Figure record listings
========================================
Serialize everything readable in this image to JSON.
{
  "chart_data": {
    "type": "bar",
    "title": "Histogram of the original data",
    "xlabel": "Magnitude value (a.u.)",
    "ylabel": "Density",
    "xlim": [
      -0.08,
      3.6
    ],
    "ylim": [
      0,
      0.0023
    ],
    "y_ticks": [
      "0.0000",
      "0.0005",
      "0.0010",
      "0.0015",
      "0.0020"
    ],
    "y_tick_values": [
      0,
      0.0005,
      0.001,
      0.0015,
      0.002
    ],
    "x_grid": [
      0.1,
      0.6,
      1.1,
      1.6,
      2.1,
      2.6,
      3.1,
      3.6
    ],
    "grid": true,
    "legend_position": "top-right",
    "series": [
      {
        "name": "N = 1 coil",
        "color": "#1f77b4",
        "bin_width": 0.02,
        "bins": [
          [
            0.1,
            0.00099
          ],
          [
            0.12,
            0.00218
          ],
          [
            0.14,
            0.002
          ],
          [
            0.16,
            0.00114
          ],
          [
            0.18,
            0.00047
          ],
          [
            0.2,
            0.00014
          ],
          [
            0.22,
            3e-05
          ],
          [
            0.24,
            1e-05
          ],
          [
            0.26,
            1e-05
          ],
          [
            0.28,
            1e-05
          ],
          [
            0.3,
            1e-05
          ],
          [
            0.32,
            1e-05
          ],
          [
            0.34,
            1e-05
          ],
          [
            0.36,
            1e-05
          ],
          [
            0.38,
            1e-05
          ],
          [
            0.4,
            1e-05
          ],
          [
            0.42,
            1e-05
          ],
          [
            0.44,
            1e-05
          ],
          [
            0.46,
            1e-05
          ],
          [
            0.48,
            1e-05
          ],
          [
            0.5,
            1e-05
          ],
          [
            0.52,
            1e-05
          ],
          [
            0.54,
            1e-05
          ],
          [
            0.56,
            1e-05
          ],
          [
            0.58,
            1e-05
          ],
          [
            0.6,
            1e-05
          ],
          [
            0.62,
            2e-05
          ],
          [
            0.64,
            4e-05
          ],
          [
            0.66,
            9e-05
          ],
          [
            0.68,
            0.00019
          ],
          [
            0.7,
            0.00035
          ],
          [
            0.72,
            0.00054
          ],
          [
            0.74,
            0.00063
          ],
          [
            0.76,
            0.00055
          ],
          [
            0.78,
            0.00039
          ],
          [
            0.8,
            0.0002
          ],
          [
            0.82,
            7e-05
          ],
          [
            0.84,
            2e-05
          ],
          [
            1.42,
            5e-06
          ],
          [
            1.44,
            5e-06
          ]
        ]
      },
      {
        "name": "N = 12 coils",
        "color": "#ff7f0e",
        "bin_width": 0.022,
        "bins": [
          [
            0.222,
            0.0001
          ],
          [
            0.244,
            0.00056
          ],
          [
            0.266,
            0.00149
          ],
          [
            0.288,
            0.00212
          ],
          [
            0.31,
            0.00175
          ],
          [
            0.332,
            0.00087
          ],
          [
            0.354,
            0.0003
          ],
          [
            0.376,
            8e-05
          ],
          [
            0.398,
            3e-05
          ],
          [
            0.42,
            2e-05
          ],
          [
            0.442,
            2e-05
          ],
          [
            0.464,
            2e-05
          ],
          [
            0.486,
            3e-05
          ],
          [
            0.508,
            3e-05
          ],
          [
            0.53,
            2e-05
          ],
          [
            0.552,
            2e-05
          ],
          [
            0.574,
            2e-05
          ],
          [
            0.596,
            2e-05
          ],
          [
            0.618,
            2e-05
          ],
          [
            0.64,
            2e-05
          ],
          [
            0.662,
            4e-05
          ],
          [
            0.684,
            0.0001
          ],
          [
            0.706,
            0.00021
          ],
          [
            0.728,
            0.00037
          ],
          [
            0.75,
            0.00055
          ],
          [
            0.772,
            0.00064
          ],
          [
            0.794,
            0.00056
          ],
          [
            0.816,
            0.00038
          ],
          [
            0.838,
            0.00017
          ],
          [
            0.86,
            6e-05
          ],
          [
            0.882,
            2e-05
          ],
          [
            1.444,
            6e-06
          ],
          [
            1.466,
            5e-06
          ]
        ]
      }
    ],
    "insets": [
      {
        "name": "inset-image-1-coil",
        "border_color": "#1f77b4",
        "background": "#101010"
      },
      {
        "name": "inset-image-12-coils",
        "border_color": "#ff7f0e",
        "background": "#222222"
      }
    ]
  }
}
========================================
Written problem
Reproduce each entry exactly, leaving out nothing.

Solution
Serialize everything readable in this image to JSON.
{
  "chart_data": {
    "type": "bar",
    "title": "Histogram of the original data",
    "xlabel": "Magnitude value (a.u.)",
    "ylabel": "Density",
    "xlim": [
      -0.08,
      3.6
    ],
    "ylim": [
      0,
      0.0023
    ],
    "y_ticks": [
      "0.0000",
      "0.0005",
      "0.0010",
      "0.0015",
      "0.0020"
    ],
    "y_tick_values": [
      0,
      0.0005,
      0.001,
      0.0015,
      0.002
    ],
    "x_grid": [
      0.1,
      0.6,
      1.1,
      1.6,
      2.1,
      2.6,
      3.1,
      3.6
    ],
    "grid": true,
    "legend_position": "top-right",
    "series": [
      {
        "name": "N = 1 coil",
        "color": "#1f77b4",
        "bin_width": 0.02,
        "bins": [
          [
            0.1,
            0.00099
          ],
          [
            0.12,
            0.00218
          ],
          [
            0.14,
            0.002
          ],
          [
            0.16,
            0.00114
          ],
          [
            0.18,
            0.00047
          ],
          [
            0.2,
            0.00014
          ],
          [
            0.22,
            3e-05
          ],
          [
            0.24,
            1e-05
          ],
          [
            0.26,
            1e-05
          ],
          [
            0.28,
            1e-05
          ],
          [
            0.3,
            1e-05
          ],
          [
            0.32,
            1e-05
          ],
          [
            0.34,
            1e-05
          ],
          [
            0.36,
            1e-05
          ],
          [
            0.38,
            1e-05
          ],
          [
            0.4,
            1e-05
          ],
          [
            0.42,
            1e-05
          ],
          [
            0.44,
            1e-05
          ],
          [
            0.46,
            1e-05
          ],
          [
            0.48,
            1e-05
          ],
          [
            0.5,
            1e-05
          ],
          [
            0.52,
            1e-05
          ],
          [
            0.54,
            1e-05
          ],
          [
            0.56,
            1e-05
          ],
          [
            0.58,
            1e-05
          ],
          [
            0.6,
            1e-05
          ],
          [
            0.62,
            2e-05
          ],
          [
            0.64,
            4e-05
          ],
          [
            0.66,
            9e-05
          ],
          [
            0.68,
            0.00019
          ],
          [
            0.7,
            0.00035
          ],
          [
            0.72,
            0.00054
          ],
          [
            0.74,
            0.00063
          ],
          [
            0.76,
            0.00055
          ],
          [
            0.78,
            0.00039
          ],
          [
            0.8,
            0.0002
          ],
          [
            0.82,
            7e-05
          ],
          [
            0.84,
            2e-05
          ],
          [
            1.42,
            5e-06
          ],
          [
            1.44,
            5e-06
          ]
        ]
      },
      {
        "name": "N = 12 coils",
        "color": "#ff7f0e",
        "bin_width": 0.022,
        "bins": [
          [
            0.222,
            0.0001
          ],
          [
            0.244,
            0.00056
          ],
          [
            0.266,
            0.00149
          ],
          [
            0.288,
            0.00212
          ],
          [
            0.31,
            0.00175
          ],
          [
            0.332,
            0.00087
          ],
          [
            0.354,
            0.0003
          ],
          [
            0.376,
            8e-05
          ],
          [
            0.398,
            3e-05
          ],
          [
            0.42,
            2e-05
          ],
          [
            0.442,
            2e-05
          ],
          [
            0.464,
            2e-05
          ],
          [
            0.486,
            3e-05
          ],
          [
            0.508,
            3e-05
          ],
          [
            0.53,
            2e-05
          ],
          [
            0.552,
            2e-05
          ],
          [
            0.574,
            2e-05
          ],
          [
            0.596,
            2e-05
          ],
          [
            0.618,
            2e-05
          ],
          [
            0.64,
            2e-05
          ],
          [
            0.662,
            4e-05
          ],
          [
            0.684,
            0.0001
          ],
          [
            0.706,
            0.00021
          ],
          [
            0.728,
            0.00037
          ],
          [
            0.75,
            0.00055
          ],
          [
            0.772,
            0.00064
          ],
          [
            0.794,
            0.00056
          ],
          [
            0.816,
            0.00038
          ],
          [
            0.838,
            0.00017
          ],
          [
            0.86,
            6e-05
          ],
          [
            0.882,
            2e-05
          ],
          [
            1.444,
            6e-06
          ],
          [
            1.466,
            5e-06
          ]
        ]
      }
    ],
    "insets": [
      {
        "name": "inset-image-1-coil",
        "border_color": "#1f77b4",
        "background": "#101010"
      },
      {
        "name": "inset-image-12-coils",
        "border_color": "#ff7f0e",
        "background": "#222222"
      }
    ]
  }
}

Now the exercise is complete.